--- BEGIN Text ---

Acting on My Self-Knowledge in the Workplace
Today I did something I’ve never done before. I turned down a job.
I’ve been interested in going back to work and only became serious about it a couple of weeks ago. At first, my dream job literally was shoveling horse poop. I love animals, would love to work with horses, and thought that this transition back to the working world would be a perfect time to do something like this – a dream job – believe it or not.
Well, somehow my interest in that faded and I thought the next best thing would be helping folks out with their groceries at my favorite supermarket.
Somehow as I got back into the swing of things, that began to seem ridiculous. I wanted to do more. I wanted to make more money. Suddenly administrative assistant positions seemed like a good fit.
But then that seemed dumb, too. I am way overqualified. It felt like I was selling myself short. So now I am looking at some more professional/managerial level positions.
I interviewed today for a position that involved a lot of supervising. Of 41 people. I really, really wanted to want the job. At first I couldn’t believe my ears. I had not exactly applied for this position but it was the position that they offered me. I had to be sure that I heard the title correctly. And I didn’t want it. I knew this. Almost from the beginning. There would be no room for error, a ton of driving, multiple layers of supervising, and I could feel myself just feel yucky inside. I just didn’t want to do it. At about minute five I realized that I could gracefully express my hesitance by saying something about wanting to explore if this was the best fit.

--- END Text ---

▶ To be done:
(1) In the post about turning down a job, how many people would the offered position have required supervising?
(2) Quote the passage of the job post between "I’ve been interested" and "my favorite supermarket.", inclusive.

--- BEGIN Provided data ---

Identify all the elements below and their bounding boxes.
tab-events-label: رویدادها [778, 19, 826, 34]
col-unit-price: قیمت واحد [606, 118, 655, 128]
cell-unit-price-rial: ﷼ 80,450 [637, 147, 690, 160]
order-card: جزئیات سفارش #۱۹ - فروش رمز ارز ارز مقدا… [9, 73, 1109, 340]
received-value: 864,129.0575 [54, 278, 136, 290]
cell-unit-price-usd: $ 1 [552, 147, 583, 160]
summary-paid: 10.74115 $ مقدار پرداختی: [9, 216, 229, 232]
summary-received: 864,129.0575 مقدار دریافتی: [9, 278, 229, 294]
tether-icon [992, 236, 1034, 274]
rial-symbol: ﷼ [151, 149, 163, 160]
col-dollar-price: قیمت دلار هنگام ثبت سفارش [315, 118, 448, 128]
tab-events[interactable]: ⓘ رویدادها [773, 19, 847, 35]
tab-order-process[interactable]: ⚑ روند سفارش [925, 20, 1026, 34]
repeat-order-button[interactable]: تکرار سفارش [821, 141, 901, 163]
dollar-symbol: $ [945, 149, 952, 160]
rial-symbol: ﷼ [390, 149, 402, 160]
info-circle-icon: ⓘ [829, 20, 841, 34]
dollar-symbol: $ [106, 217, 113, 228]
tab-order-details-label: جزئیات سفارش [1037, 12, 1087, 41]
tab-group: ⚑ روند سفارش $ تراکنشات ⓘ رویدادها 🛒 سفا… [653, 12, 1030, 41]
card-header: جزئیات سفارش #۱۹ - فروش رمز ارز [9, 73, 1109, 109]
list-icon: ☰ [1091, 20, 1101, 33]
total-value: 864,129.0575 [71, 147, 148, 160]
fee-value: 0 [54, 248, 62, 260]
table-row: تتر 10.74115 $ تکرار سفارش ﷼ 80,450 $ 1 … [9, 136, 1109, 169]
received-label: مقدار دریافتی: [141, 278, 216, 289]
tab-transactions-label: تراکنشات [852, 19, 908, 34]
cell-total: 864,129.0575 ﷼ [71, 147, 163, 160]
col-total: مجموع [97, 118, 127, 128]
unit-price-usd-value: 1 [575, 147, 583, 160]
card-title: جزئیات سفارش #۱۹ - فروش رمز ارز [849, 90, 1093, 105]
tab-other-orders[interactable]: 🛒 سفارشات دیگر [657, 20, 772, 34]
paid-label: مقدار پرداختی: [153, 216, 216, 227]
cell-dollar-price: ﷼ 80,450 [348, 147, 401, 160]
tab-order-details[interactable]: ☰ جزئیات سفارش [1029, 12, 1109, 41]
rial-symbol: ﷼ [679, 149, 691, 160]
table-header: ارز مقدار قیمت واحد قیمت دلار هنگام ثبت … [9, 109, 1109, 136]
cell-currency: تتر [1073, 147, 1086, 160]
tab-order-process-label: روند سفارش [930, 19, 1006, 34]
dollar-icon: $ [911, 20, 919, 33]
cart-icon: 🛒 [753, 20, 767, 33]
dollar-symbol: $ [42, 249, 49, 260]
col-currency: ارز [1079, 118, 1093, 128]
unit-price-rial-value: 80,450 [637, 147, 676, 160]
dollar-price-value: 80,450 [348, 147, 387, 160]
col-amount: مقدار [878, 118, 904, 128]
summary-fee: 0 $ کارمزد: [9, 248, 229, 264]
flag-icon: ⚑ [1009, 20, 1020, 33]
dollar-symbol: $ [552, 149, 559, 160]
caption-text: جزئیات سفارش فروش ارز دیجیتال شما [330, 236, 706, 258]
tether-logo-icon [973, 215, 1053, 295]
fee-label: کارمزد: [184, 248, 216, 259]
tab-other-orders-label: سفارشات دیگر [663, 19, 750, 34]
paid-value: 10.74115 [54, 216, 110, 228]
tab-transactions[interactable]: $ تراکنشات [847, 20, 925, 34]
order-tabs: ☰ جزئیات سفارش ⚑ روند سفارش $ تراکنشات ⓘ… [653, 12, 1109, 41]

--- END Provided data ---

▶ The results:
(1) 41 people.

(2)
I’ve been interested in going back to work and only became serious about it a couple of weeks ago. At first, my dream job literally was shoveling horse poop. I love animals, would love to work with horses, and thought that this transition back to the working world would be a perfect time to do something like this – a dream job – believe it or not.
Well, somehow my interest in that faded and I thought the next best thing would be helping folks out with their groceries at my favorite supermarket.